## Directive:
Put every line of the data below into a numbered list, skipping any blank lines.

Stored dataset items:
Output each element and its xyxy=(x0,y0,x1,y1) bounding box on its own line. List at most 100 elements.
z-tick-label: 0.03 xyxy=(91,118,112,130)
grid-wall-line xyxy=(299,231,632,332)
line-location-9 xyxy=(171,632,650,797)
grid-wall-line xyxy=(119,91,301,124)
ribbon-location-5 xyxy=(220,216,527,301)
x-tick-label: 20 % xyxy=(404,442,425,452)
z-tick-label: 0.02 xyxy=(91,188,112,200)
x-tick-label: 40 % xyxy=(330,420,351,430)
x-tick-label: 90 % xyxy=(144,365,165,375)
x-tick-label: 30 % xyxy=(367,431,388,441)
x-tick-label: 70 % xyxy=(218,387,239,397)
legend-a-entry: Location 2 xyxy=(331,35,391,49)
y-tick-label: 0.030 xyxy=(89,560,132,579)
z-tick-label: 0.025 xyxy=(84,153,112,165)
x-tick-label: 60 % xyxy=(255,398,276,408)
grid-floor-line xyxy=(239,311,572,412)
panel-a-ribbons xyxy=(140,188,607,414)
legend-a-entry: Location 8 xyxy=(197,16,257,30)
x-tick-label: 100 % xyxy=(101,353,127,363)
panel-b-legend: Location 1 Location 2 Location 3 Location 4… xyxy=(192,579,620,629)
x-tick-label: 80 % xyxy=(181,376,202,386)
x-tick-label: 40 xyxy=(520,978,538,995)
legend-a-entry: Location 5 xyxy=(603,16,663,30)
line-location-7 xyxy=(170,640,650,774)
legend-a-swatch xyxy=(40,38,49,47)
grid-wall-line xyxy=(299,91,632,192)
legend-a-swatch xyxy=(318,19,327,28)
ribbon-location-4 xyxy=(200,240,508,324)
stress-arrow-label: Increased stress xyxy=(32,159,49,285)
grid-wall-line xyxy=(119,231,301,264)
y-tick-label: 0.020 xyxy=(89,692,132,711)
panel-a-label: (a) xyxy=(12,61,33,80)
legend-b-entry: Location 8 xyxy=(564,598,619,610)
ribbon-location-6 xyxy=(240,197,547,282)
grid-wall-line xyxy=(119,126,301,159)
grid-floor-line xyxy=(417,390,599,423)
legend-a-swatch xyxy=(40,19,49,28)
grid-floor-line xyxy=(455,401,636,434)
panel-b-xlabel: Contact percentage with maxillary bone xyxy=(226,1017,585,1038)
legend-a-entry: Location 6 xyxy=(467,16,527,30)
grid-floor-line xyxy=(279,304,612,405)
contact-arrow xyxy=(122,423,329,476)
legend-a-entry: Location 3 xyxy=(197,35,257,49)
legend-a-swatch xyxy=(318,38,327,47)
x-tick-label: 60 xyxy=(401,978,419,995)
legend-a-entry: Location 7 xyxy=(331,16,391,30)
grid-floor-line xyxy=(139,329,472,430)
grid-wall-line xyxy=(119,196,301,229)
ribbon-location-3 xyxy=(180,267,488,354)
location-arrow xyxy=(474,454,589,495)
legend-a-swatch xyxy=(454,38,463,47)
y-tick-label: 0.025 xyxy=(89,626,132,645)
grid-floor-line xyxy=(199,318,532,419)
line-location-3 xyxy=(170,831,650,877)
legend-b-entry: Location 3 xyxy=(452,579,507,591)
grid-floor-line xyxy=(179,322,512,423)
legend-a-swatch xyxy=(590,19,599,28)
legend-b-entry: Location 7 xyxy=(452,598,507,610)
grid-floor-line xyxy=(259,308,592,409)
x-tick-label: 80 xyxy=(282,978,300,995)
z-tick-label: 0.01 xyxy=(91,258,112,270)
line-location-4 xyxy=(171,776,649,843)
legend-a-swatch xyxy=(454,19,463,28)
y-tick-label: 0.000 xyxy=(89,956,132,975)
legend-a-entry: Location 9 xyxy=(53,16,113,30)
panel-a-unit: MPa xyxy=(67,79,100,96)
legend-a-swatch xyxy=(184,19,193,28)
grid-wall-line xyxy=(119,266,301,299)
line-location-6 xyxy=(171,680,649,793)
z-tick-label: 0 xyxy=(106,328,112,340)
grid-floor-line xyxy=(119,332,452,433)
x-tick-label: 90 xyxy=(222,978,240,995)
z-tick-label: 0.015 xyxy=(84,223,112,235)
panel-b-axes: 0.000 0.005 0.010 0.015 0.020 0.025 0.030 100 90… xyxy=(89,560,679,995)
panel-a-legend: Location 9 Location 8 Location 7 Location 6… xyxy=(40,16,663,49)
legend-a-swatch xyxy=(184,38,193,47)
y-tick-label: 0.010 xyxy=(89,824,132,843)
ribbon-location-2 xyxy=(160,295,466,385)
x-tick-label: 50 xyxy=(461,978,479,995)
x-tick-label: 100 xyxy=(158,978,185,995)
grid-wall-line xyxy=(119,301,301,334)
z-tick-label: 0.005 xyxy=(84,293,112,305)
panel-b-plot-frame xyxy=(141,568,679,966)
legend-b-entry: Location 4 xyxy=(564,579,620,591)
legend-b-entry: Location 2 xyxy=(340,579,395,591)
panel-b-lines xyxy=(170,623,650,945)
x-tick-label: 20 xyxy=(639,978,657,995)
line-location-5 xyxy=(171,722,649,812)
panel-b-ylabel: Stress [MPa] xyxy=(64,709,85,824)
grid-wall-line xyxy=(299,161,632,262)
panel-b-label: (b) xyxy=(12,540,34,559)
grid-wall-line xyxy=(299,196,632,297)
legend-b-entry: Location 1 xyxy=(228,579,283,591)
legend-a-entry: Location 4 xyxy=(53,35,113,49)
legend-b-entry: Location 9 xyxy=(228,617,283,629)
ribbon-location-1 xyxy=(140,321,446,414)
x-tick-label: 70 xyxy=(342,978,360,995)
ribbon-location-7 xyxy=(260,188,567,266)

## Response:
1. Output each element and its xyxy=(x0,y0,x1,y1) bounding box on its own line. List at most 100 elements.
2. z-tick-label: 0.03 xyxy=(91,118,112,130)
3. grid-wall-line xyxy=(299,231,632,332)
4. line-location-9 xyxy=(171,632,650,797)
5. grid-wall-line xyxy=(119,91,301,124)
6. ribbon-location-5 xyxy=(220,216,527,301)
7. x-tick-label: 20 % xyxy=(404,442,425,452)
8. z-tick-label: 0.02 xyxy=(91,188,112,200)
9. x-tick-label: 40 % xyxy=(330,420,351,430)
10. x-tick-label: 90 % xyxy=(144,365,165,375)
11. x-tick-label: 30 % xyxy=(367,431,388,441)
12. x-tick-label: 70 % xyxy=(218,387,239,397)
13. legend-a-entry: Location 2 xyxy=(331,35,391,49)
14. y-tick-label: 0.030 xyxy=(89,560,132,579)
15. z-tick-label: 0.025 xyxy=(84,153,112,165)
16. x-tick-label: 60 % xyxy=(255,398,276,408)
17. grid-floor-line xyxy=(239,311,572,412)
18. panel-a-ribbons xyxy=(140,188,607,414)
19. legend-a-entry: Location 8 xyxy=(197,16,257,30)
20. x-tick-label: 100 % xyxy=(101,353,127,363)
21. panel-b-legend: Location 1 Location 2 Location 3 Location 4… xyxy=(192,579,620,629)
22. x-tick-label: 80 % xyxy=(181,376,202,386)
23. x-tick-label: 40 xyxy=(520,978,538,995)
24. legend-a-entry: Location 5 xyxy=(603,16,663,30)
25. line-location-7 xyxy=(170,640,650,774)
26. legend-a-swatch xyxy=(40,38,49,47)
27. grid-wall-line xyxy=(299,91,632,192)
28. legend-a-swatch xyxy=(318,19,327,28)
29. ribbon-location-4 xyxy=(200,240,508,324)
30. stress-arrow-label: Increased stress xyxy=(32,159,49,285)
31. grid-wall-line xyxy=(119,231,301,264)
32. y-tick-label: 0.020 xyxy=(89,692,132,711)
33. panel-a-label: (a) xyxy=(12,61,33,80)
34. legend-b-entry: Location 8 xyxy=(564,598,619,610)
35. ribbon-location-6 xyxy=(240,197,547,282)
36. grid-wall-line xyxy=(119,126,301,159)
37. grid-floor-line xyxy=(417,390,599,423)
38. legend-a-swatch xyxy=(40,19,49,28)
39. grid-floor-line xyxy=(455,401,636,434)
40. panel-b-xlabel: Contact percentage with maxillary bone xyxy=(226,1017,585,1038)
41. legend-a-entry: Location 6 xyxy=(467,16,527,30)
42. grid-floor-line xyxy=(279,304,612,405)
43. contact-arrow xyxy=(122,423,329,476)
44. legend-a-entry: Location 3 xyxy=(197,35,257,49)
45. legend-a-swatch xyxy=(318,38,327,47)
46. x-tick-label: 60 xyxy=(401,978,419,995)
47. legend-a-entry: Location 7 xyxy=(331,16,391,30)
48. grid-floor-line xyxy=(139,329,472,430)
49. grid-wall-line xyxy=(119,196,301,229)
50. ribbon-location-3 xyxy=(180,267,488,354)
51. location-arrow xyxy=(474,454,589,495)
52. legend-a-swatch xyxy=(454,38,463,47)
53. y-tick-label: 0.025 xyxy=(89,626,132,645)
54. grid-floor-line xyxy=(199,318,532,419)
55. line-location-3 xyxy=(170,831,650,877)
56. legend-b-entry: Location 3 xyxy=(452,579,507,591)
57. grid-floor-line xyxy=(179,322,512,423)
58. legend-a-swatch xyxy=(590,19,599,28)
59. legend-b-entry: Location 7 xyxy=(452,598,507,610)
60. grid-floor-line xyxy=(259,308,592,409)
61. x-tick-label: 80 xyxy=(282,978,300,995)
62. z-tick-label: 0.01 xyxy=(91,258,112,270)
63. line-location-4 xyxy=(171,776,649,843)
64. legend-a-swatch xyxy=(454,19,463,28)
65. y-tick-label: 0.000 xyxy=(89,956,132,975)
66. legend-a-entry: Location 9 xyxy=(53,16,113,30)
67. panel-a-unit: MPa xyxy=(67,79,100,96)
68. legend-a-swatch xyxy=(184,19,193,28)
69. grid-wall-line xyxy=(119,266,301,299)
70. line-location-6 xyxy=(171,680,649,793)
71. z-tick-label: 0 xyxy=(106,328,112,340)
72. grid-floor-line xyxy=(119,332,452,433)
73. x-tick-label: 90 xyxy=(222,978,240,995)
74. z-tick-label: 0.015 xyxy=(84,223,112,235)
75. panel-b-axes: 0.000 0.005 0.010 0.015 0.020 0.025 0.030 100 90… xyxy=(89,560,679,995)
76. panel-a-legend: Location 9 Location 8 Location 7 Location 6… xyxy=(40,16,663,49)
77. legend-a-swatch xyxy=(184,38,193,47)
78. y-tick-label: 0.010 xyxy=(89,824,132,843)
79. ribbon-location-2 xyxy=(160,295,466,385)
80. x-tick-label: 50 xyxy=(461,978,479,995)
81. x-tick-label: 100 xyxy=(158,978,185,995)
82. grid-wall-line xyxy=(119,301,301,334)
83. z-tick-label: 0.005 xyxy=(84,293,112,305)
84. panel-b-plot-frame xyxy=(141,568,679,966)
85. legend-b-entry: Location 4 xyxy=(564,579,620,591)
86. legend-b-entry: Location 2 xyxy=(340,579,395,591)
87. panel-b-lines xyxy=(170,623,650,945)
88. x-tick-label: 20 xyxy=(639,978,657,995)
89. line-location-5 xyxy=(171,722,649,812)
90. panel-b-ylabel: Stress [MPa] xyxy=(64,709,85,824)
91. grid-wall-line xyxy=(299,161,632,262)
92. panel-b-label: (b) xyxy=(12,540,34,559)
93. grid-wall-line xyxy=(299,196,632,297)
94. legend-b-entry: Location 1 xyxy=(228,579,283,591)
95. legend-a-entry: Location 4 xyxy=(53,35,113,49)
96. legend-b-entry: Location 9 xyxy=(228,617,283,629)
97. ribbon-location-1 xyxy=(140,321,446,414)
98. x-tick-label: 70 xyxy=(342,978,360,995)
99. ribbon-location-7 xyxy=(260,188,567,266)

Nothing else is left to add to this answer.